(Stored entries)

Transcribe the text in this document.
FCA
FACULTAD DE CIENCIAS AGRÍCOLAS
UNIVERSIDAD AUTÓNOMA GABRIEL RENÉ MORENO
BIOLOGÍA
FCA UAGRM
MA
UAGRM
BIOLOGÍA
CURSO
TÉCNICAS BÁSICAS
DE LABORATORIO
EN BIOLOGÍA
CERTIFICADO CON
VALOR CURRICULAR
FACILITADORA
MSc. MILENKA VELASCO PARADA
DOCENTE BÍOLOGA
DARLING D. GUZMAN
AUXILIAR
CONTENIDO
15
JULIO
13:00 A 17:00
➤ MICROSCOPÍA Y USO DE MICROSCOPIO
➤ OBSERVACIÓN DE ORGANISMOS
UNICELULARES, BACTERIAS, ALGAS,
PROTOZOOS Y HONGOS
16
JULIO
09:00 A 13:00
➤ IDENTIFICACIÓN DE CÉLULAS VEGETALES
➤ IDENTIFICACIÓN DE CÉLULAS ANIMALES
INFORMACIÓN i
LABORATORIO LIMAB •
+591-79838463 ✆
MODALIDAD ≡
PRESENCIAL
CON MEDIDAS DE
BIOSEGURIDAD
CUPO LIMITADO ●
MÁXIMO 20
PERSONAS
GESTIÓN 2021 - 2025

> _WORK ORDER_: Could you output the records in full, exactly as written?

> _SOLUTION_:
Transcribe the text in this document.
FCA
FACULTAD DE CIENCIAS AGRÍCOLAS
UNIVERSIDAD AUTÓNOMA GABRIEL RENÉ MORENO
BIOLOGÍA
FCA UAGRM
MA
UAGRM
BIOLOGÍA
CURSO
TÉCNICAS BÁSICAS
DE LABORATORIO
EN BIOLOGÍA
CERTIFICADO CON
VALOR CURRICULAR
FACILITADORA
MSc. MILENKA VELASCO PARADA
DOCENTE BÍOLOGA
DARLING D. GUZMAN
AUXILIAR
CONTENIDO
15
JULIO
13:00 A 17:00
➤ MICROSCOPÍA Y USO DE MICROSCOPIO
➤ OBSERVACIÓN DE ORGANISMOS
UNICELULARES, BACTERIAS, ALGAS,
PROTOZOOS Y HONGOS
16
JULIO
09:00 A 13:00
➤ IDENTIFICACIÓN DE CÉLULAS VEGETALES
➤ IDENTIFICACIÓN DE CÉLULAS ANIMALES
INFORMACIÓN i
LABORATORIO LIMAB •
+591-79838463 ✆
MODALIDAD ≡
PRESENCIAL
CON MEDIDAS DE
BIOSEGURIDAD
CUPO LIMITADO ●
MÁXIMO 20
PERSONAS
GESTIÓN 2021 - 2025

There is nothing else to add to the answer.